-- begin EXERCISE INPUT --

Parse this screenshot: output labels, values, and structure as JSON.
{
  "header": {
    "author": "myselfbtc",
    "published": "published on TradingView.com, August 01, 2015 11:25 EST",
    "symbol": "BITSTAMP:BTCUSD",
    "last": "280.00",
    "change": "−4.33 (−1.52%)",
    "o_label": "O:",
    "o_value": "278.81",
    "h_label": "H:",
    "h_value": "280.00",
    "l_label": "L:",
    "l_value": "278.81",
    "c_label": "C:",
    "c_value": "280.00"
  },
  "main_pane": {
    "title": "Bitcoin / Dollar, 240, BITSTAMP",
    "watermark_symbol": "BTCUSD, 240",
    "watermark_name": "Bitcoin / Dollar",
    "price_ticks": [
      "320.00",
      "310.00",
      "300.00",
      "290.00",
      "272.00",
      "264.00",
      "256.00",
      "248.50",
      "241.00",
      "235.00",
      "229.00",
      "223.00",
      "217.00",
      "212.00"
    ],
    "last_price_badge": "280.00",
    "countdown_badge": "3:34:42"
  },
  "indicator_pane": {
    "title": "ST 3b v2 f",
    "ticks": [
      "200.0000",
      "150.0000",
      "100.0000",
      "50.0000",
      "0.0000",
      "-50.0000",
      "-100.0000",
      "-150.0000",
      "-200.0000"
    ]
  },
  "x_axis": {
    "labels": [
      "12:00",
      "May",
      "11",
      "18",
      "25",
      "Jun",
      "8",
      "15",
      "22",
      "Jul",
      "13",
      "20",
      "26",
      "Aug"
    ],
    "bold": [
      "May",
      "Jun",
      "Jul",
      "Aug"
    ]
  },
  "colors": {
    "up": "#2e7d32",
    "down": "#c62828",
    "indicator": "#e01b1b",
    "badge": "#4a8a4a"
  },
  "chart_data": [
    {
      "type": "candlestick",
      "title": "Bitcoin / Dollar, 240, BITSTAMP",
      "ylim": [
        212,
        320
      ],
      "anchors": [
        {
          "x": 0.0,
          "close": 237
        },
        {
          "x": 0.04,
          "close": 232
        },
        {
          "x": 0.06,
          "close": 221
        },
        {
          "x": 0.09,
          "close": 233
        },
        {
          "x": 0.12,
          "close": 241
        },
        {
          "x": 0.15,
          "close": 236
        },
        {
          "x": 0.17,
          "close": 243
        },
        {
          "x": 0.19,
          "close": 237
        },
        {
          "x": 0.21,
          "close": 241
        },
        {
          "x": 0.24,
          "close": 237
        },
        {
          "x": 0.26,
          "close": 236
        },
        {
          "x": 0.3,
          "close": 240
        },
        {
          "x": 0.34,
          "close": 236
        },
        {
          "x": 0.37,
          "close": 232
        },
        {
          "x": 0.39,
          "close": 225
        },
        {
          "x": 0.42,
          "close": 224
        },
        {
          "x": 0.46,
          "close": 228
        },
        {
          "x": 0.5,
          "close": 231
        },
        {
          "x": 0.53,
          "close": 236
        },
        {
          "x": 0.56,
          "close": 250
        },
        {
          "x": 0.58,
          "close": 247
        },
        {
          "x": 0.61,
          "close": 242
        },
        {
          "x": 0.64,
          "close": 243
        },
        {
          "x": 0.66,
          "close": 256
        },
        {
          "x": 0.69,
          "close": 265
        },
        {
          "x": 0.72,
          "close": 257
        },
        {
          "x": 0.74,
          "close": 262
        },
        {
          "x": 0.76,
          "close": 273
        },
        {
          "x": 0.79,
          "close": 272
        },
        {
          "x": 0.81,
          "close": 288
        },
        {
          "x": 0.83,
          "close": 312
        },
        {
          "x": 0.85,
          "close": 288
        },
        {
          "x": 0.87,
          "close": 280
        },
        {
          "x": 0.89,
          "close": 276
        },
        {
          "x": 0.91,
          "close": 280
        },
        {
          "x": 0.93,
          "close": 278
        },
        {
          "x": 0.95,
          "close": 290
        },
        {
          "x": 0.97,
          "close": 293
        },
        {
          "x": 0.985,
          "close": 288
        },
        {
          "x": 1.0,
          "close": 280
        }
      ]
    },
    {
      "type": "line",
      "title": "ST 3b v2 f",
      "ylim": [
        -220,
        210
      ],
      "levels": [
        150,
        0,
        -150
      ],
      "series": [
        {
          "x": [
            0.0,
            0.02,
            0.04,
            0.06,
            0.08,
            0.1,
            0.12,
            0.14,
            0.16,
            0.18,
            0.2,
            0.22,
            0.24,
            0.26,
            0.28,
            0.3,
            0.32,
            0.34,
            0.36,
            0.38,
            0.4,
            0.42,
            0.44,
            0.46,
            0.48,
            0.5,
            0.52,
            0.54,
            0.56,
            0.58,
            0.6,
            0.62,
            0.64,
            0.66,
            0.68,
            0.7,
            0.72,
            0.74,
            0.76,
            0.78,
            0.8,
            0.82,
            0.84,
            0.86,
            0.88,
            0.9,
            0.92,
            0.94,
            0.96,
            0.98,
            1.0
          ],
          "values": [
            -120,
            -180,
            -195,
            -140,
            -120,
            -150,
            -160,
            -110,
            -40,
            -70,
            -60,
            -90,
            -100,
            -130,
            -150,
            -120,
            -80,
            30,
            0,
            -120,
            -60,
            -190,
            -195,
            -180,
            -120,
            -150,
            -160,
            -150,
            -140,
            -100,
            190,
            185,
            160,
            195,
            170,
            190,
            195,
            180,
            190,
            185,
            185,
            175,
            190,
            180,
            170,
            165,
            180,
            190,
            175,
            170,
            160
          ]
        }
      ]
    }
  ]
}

-- end EXERCISE INPUT --

BRIEF =>
Print the records once more, exactly as they were given.

EXERCISE SOLUTION =>
Parse this screenshot: output labels, values, and structure as JSON.
{
  "header": {
    "author": "myselfbtc",
    "published": "published on TradingView.com, August 01, 2015 11:25 EST",
    "symbol": "BITSTAMP:BTCUSD",
    "last": "280.00",
    "change": "−4.33 (−1.52%)",
    "o_label": "O:",
    "o_value": "278.81",
    "h_label": "H:",
    "h_value": "280.00",
    "l_label": "L:",
    "l_value": "278.81",
    "c_label": "C:",
    "c_value": "280.00"
  },
  "main_pane": {
    "title": "Bitcoin / Dollar, 240, BITSTAMP",
    "watermark_symbol": "BTCUSD, 240",
    "watermark_name": "Bitcoin / Dollar",
    "price_ticks": [
      "320.00",
      "310.00",
      "300.00",
      "290.00",
      "272.00",
      "264.00",
      "256.00",
      "248.50",
      "241.00",
      "235.00",
      "229.00",
      "223.00",
      "217.00",
      "212.00"
    ],
    "last_price_badge": "280.00",
    "countdown_badge": "3:34:42"
  },
  "indicator_pane": {
    "title": "ST 3b v2 f",
    "ticks": [
      "200.0000",
      "150.0000",
      "100.0000",
      "50.0000",
      "0.0000",
      "-50.0000",
      "-100.0000",
      "-150.0000",
      "-200.0000"
    ]
  },
  "x_axis": {
    "labels": [
      "12:00",
      "May",
      "11",
      "18",
      "25",
      "Jun",
      "8",
      "15",
      "22",
      "Jul",
      "13",
      "20",
      "26",
      "Aug"
    ],
    "bold": [
      "May",
      "Jun",
      "Jul",
      "Aug"
    ]
  },
  "colors": {
    "up": "#2e7d32",
    "down": "#c62828",
    "indicator": "#e01b1b",
    "badge": "#4a8a4a"
  },
  "chart_data": [
    {
      "type": "candlestick",
      "title": "Bitcoin / Dollar, 240, BITSTAMP",
      "ylim": [
        212,
        320
      ],
      "anchors": [
        {
          "x": 0.0,
          "close": 237
        },
        {
          "x": 0.04,
          "close": 232
        },
        {
          "x": 0.06,
          "close": 221
        },
        {
          "x": 0.09,
          "close": 233
        },
        {
          "x": 0.12,
          "close": 241
        },
        {
          "x": 0.15,
          "close": 236
        },
        {
          "x": 0.17,
          "close": 243
        },
        {
          "x": 0.19,
          "close": 237
        },
        {
          "x": 0.21,
          "close": 241
        },
        {
          "x": 0.24,
          "close": 237
        },
        {
          "x": 0.26,
          "close": 236
        },
        {
          "x": 0.3,
          "close": 240
        },
        {
          "x": 0.34,
          "close": 236
        },
        {
          "x": 0.37,
          "close": 232
        },
        {
          "x": 0.39,
          "close": 225
        },
        {
          "x": 0.42,
          "close": 224
        },
        {
          "x": 0.46,
          "close": 228
        },
        {
          "x": 0.5,
          "close": 231
        },
        {
          "x": 0.53,
          "close": 236
        },
        {
          "x": 0.56,
          "close": 250
        },
        {
          "x": 0.58,
          "close": 247
        },
        {
          "x": 0.61,
          "close": 242
        },
        {
          "x": 0.64,
          "close": 243
        },
        {
          "x": 0.66,
          "close": 256
        },
        {
          "x": 0.69,
          "close": 265
        },
        {
          "x": 0.72,
          "close": 257
        },
        {
          "x": 0.74,
          "close": 262
        },
        {
          "x": 0.76,
          "close": 273
        },
        {
          "x": 0.79,
          "close": 272
        },
        {
          "x": 0.81,
          "close": 288
        },
        {
          "x": 0.83,
          "close": 312
        },
        {
          "x": 0.85,
          "close": 288
        },
        {
          "x": 0.87,
          "close": 280
        },
        {
          "x": 0.89,
          "close": 276
        },
        {
          "x": 0.91,
          "close": 280
        },
        {
          "x": 0.93,
          "close": 278
        },
        {
          "x": 0.95,
          "close": 290
        },
        {
          "x": 0.97,
          "close": 293
        },
        {
          "x": 0.985,
          "close": 288
        },
        {
          "x": 1.0,
          "close": 280
        }
      ]
    },
    {
      "type": "line",
      "title": "ST 3b v2 f",
      "ylim": [
        -220,
        210
      ],
      "levels": [
        150,
        0,
        -150
      ],
      "series": [
        {
          "x": [
            0.0,
            0.02,
            0.04,
            0.06,
            0.08,
            0.1,
            0.12,
            0.14,
            0.16,
            0.18,
            0.2,
            0.22,
            0.24,
            0.26,
            0.28,
            0.3,
            0.32,
            0.34,
            0.36,
            0.38,
            0.4,
            0.42,
            0.44,
            0.46,
            0.48,
            0.5,
            0.52,
            0.54,
            0.56,
            0.58,
            0.6,
            0.62,
            0.64,
            0.66,
            0.68,
            0.7,
            0.72,
            0.74,
            0.76,
            0.78,
            0.8,
            0.82,
            0.84,
            0.86,
            0.88,
            0.9,
            0.92,
            0.94,
            0.96,
            0.98,
            1.0
          ],
          "values": [
            -120,
            -180,
            -195,
            -140,
            -120,
            -150,
            -160,
            -110,
            -40,
            -70,
            -60,
            -90,
            -100,
            -130,
            -150,
            -120,
            -80,
            30,
            0,
            -120,
            -60,
            -190,
            -195,
            -180,
            -120,
            -150,
            -160,
            -150,
            -140,
            -100,
            190,
            185,
            160,
            195,
            170,
            190,
            195,
            180,
            190,
            185,
            185,
            175,
            190,
            180,
            170,
            165,
            180,
            190,
            175,
            170,
            160
          ]
        }
      ]
    }
  ]
}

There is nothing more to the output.